Task objective: Once the pictures are set aside, transcribe the remaining data exactly.

Data rows:

— start —

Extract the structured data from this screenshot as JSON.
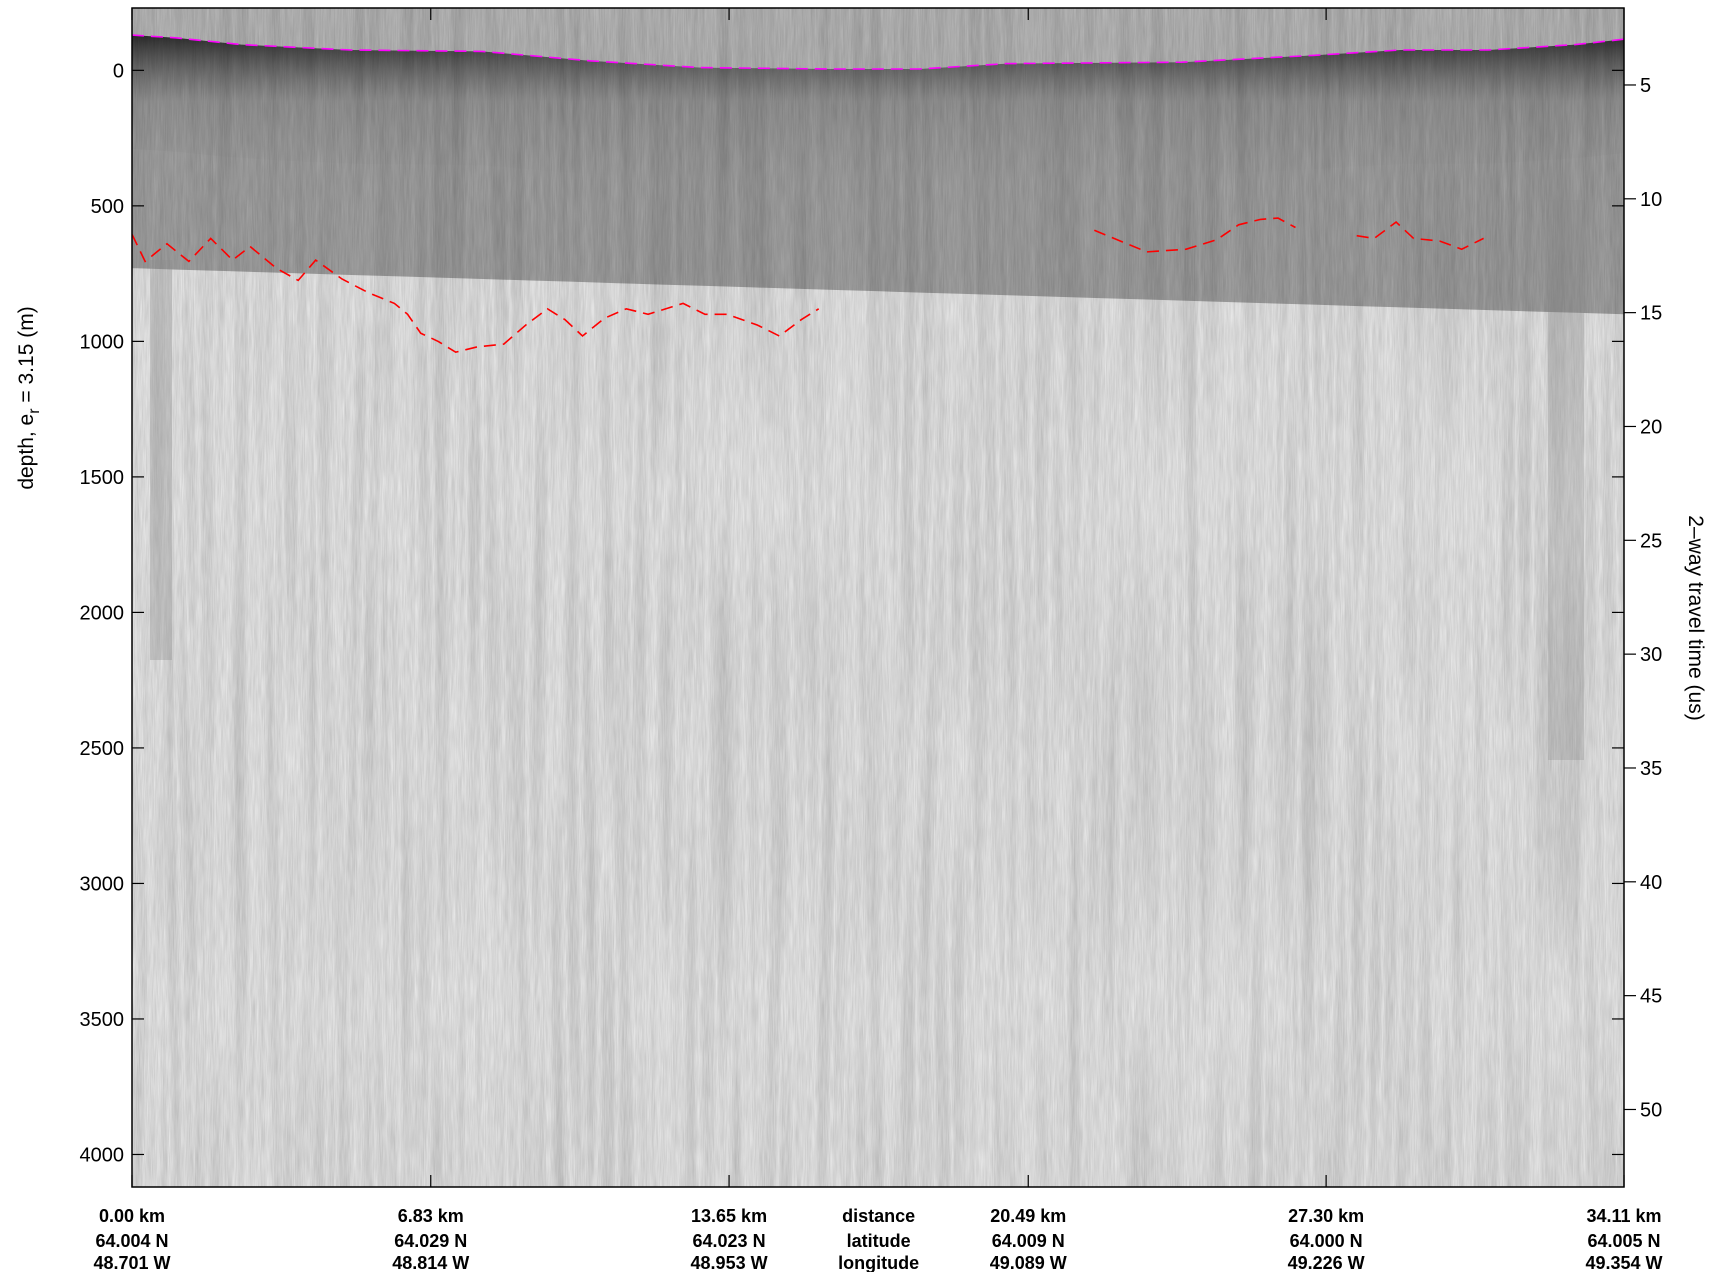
{
  "chart_data": {
    "type": "radargram",
    "colormap": "grayscale (dark = strong return)",
    "left_axis": {
      "label_main": "depth, e",
      "label_sub": "r",
      "label_tail": " = 3.15 (m)",
      "ticks": [
        0,
        500,
        1000,
        1500,
        2000,
        2500,
        3000,
        3500,
        4000
      ],
      "ylim": [
        -230,
        4120
      ],
      "direction": "downward"
    },
    "right_axis": {
      "label": "2–way travel time (us)",
      "ticks": [
        5,
        10,
        15,
        20,
        25,
        30,
        35,
        40,
        45,
        50
      ],
      "depth_at_5us": 54,
      "depth_per_5us": 420
    },
    "x_axis": {
      "range_km": [
        0,
        34.11
      ],
      "labels": [
        {
          "km": 0.0,
          "distance": "0.00 km",
          "latitude": "64.004 N",
          "longitude": "48.701 W"
        },
        {
          "km": 6.83,
          "distance": "6.83 km",
          "latitude": "64.029 N",
          "longitude": "48.814 W"
        },
        {
          "km": 13.65,
          "distance": "13.65 km",
          "latitude": "64.023 N",
          "longitude": "48.953 W"
        },
        {
          "km": 20.49,
          "distance": "20.49 km",
          "latitude": "64.009 N",
          "longitude": "49.089 W"
        },
        {
          "km": 27.3,
          "distance": "27.30 km",
          "latitude": "64.000 N",
          "longitude": "49.226 W"
        },
        {
          "km": 34.11,
          "distance": "34.11 km",
          "latitude": "64.005 N",
          "longitude": "49.354 W"
        }
      ],
      "row_titles": {
        "km": 17.07,
        "distance": "distance",
        "latitude": "latitude",
        "longitude": "longitude"
      }
    },
    "surface_pick": {
      "color": "#ff00ff",
      "points": [
        [
          0.0,
          -130
        ],
        [
          1.0,
          -120
        ],
        [
          2.5,
          -95
        ],
        [
          5.0,
          -75
        ],
        [
          8.0,
          -70
        ],
        [
          10.5,
          -35
        ],
        [
          13.0,
          -10
        ],
        [
          16.0,
          -5
        ],
        [
          18.0,
          -5
        ],
        [
          20.0,
          -25
        ],
        [
          24.0,
          -30
        ],
        [
          27.0,
          -55
        ],
        [
          29.0,
          -75
        ],
        [
          31.0,
          -75
        ],
        [
          33.0,
          -95
        ],
        [
          34.11,
          -115
        ]
      ]
    },
    "bed_pick": {
      "color": "#ff0000",
      "segments": [
        [
          [
            0.0,
            605
          ],
          [
            0.3,
            705
          ],
          [
            0.8,
            640
          ],
          [
            1.3,
            705
          ],
          [
            1.8,
            620
          ],
          [
            2.3,
            700
          ],
          [
            2.7,
            650
          ],
          [
            3.3,
            730
          ],
          [
            3.8,
            775
          ],
          [
            4.2,
            700
          ],
          [
            4.8,
            770
          ],
          [
            5.4,
            820
          ],
          [
            6.0,
            860
          ],
          [
            6.3,
            900
          ],
          [
            6.6,
            970
          ],
          [
            7.0,
            1000
          ],
          [
            7.4,
            1040
          ],
          [
            7.9,
            1020
          ],
          [
            8.5,
            1010
          ],
          [
            9.0,
            940
          ],
          [
            9.5,
            880
          ],
          [
            9.9,
            920
          ],
          [
            10.3,
            980
          ],
          [
            10.8,
            915
          ],
          [
            11.3,
            880
          ],
          [
            11.8,
            900
          ],
          [
            12.6,
            860
          ],
          [
            13.1,
            900
          ],
          [
            13.6,
            900
          ],
          [
            14.3,
            940
          ],
          [
            14.8,
            980
          ],
          [
            15.3,
            920
          ],
          [
            15.7,
            880
          ]
        ],
        [
          [
            22.0,
            590
          ],
          [
            22.3,
            610
          ],
          [
            23.2,
            670
          ],
          [
            24.1,
            660
          ],
          [
            24.8,
            625
          ],
          [
            25.3,
            570
          ],
          [
            25.8,
            550
          ],
          [
            26.2,
            545
          ],
          [
            26.6,
            580
          ]
        ],
        [
          [
            28.0,
            610
          ],
          [
            28.4,
            620
          ],
          [
            28.9,
            560
          ],
          [
            29.3,
            620
          ],
          [
            29.9,
            630
          ],
          [
            30.4,
            660
          ],
          [
            30.9,
            620
          ]
        ]
      ]
    }
  }
}
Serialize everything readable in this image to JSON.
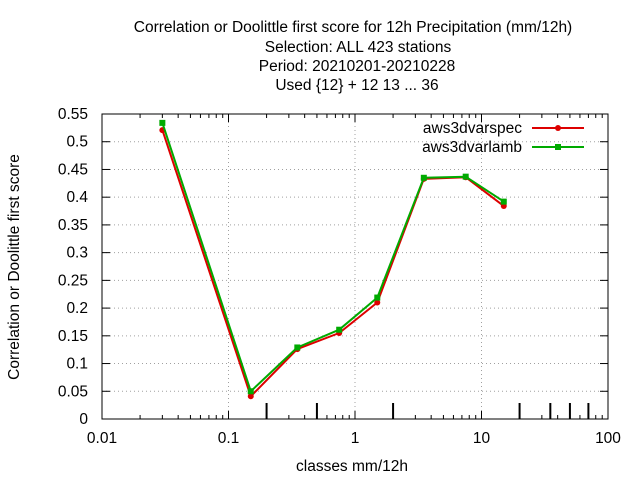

— end —

Output below:
Extract the structured data from this screenshot as JSON.
{
  "chart_data": {
    "type": "radargram",
    "colormap": "grayscale (dark = strong return)",
    "left_axis": {
      "label_main": "depth, e",
      "label_sub": "r",
      "label_tail": " = 3.15 (m)",
      "ticks": [
        0,
        500,
        1000,
        1500,
        2000,
        2500,
        3000,
        3500,
        4000
      ],
      "ylim": [
        -230,
        4120
      ],
      "direction": "downward"
    },
    "right_axis": {
      "label": "2–way travel time (us)",
      "ticks": [
        5,
        10,
        15,
        20,
        25,
        30,
        35,
        40,
        45,
        50
      ],
      "depth_at_5us": 54,
      "depth_per_5us": 420
    },
    "x_axis": {
      "range_km": [
        0,
        34.11
      ],
      "labels": [
        {
          "km": 0.0,
          "distance": "0.00 km",
          "latitude": "64.004 N",
          "longitude": "48.701 W"
        },
        {
          "km": 6.83,
          "distance": "6.83 km",
          "latitude": "64.029 N",
          "longitude": "48.814 W"
        },
        {
          "km": 13.65,
          "distance": "13.65 km",
          "latitude": "64.023 N",
          "longitude": "48.953 W"
        },
        {
          "km": 20.49,
          "distance": "20.49 km",
          "latitude": "64.009 N",
          "longitude": "49.089 W"
        },
        {
          "km": 27.3,
          "distance": "27.30 km",
          "latitude": "64.000 N",
          "longitude": "49.226 W"
        },
        {
          "km": 34.11,
          "distance": "34.11 km",
          "latitude": "64.005 N",
          "longitude": "49.354 W"
        }
      ],
      "row_titles": {
        "km": 17.07,
        "distance": "distance",
        "latitude": "latitude",
        "longitude": "longitude"
      }
    },
    "surface_pick": {
      "color": "#ff00ff",
      "points": [
        [
          0.0,
          -130
        ],
        [
          1.0,
          -120
        ],
        [
          2.5,
          -95
        ],
        [
          5.0,
          -75
        ],
        [
          8.0,
          -70
        ],
        [
          10.5,
          -35
        ],
        [
          13.0,
          -10
        ],
        [
          16.0,
          -5
        ],
        [
          18.0,
          -5
        ],
        [
          20.0,
          -25
        ],
        [
          24.0,
          -30
        ],
        [
          27.0,
          -55
        ],
        [
          29.0,
          -75
        ],
        [
          31.0,
          -75
        ],
        [
          33.0,
          -95
        ],
        [
          34.11,
          -115
        ]
      ]
    },
    "bed_pick": {
      "color": "#ff0000",
      "segments": [
        [
          [
            0.0,
            605
          ],
          [
            0.3,
            705
          ],
          [
            0.8,
            640
          ],
          [
            1.3,
            705
          ],
          [
            1.8,
            620
          ],
          [
            2.3,
            700
          ],
          [
            2.7,
            650
          ],
          [
            3.3,
            730
          ],
          [
            3.8,
            775
          ],
          [
            4.2,
            700
          ],
          [
            4.8,
            770
          ],
          [
            5.4,
            820
          ],
          [
            6.0,
            860
          ],
          [
            6.3,
            900
          ],
          [
            6.6,
            970
          ],
          [
            7.0,
            1000
          ],
          [
            7.4,
            1040
          ],
          [
            7.9,
            1020
          ],
          [
            8.5,
            1010
          ],
          [
            9.0,
            940
          ],
          [
            9.5,
            880
          ],
          [
            9.9,
            920
          ],
          [
            10.3,
            980
          ],
          [
            10.8,
            915
          ],
          [
            11.3,
            880
          ],
          [
            11.8,
            900
          ],
          [
            12.6,
            860
          ],
          [
            13.1,
            900
          ],
          [
            13.6,
            900
          ],
          [
            14.3,
            940
          ],
          [
            14.8,
            980
          ],
          [
            15.3,
            920
          ],
          [
            15.7,
            880
          ]
        ],
        [
          [
            22.0,
            590
          ],
          [
            22.3,
            610
          ],
          [
            23.2,
            670
          ],
          [
            24.1,
            660
          ],
          [
            24.8,
            625
          ],
          [
            25.3,
            570
          ],
          [
            25.8,
            550
          ],
          [
            26.2,
            545
          ],
          [
            26.6,
            580
          ]
        ],
        [
          [
            28.0,
            610
          ],
          [
            28.4,
            620
          ],
          [
            28.9,
            560
          ],
          [
            29.3,
            620
          ],
          [
            29.9,
            630
          ],
          [
            30.4,
            660
          ],
          [
            30.9,
            620
          ]
        ]
      ]
    }
  }
}
Serialize everything readable in this image to JSON.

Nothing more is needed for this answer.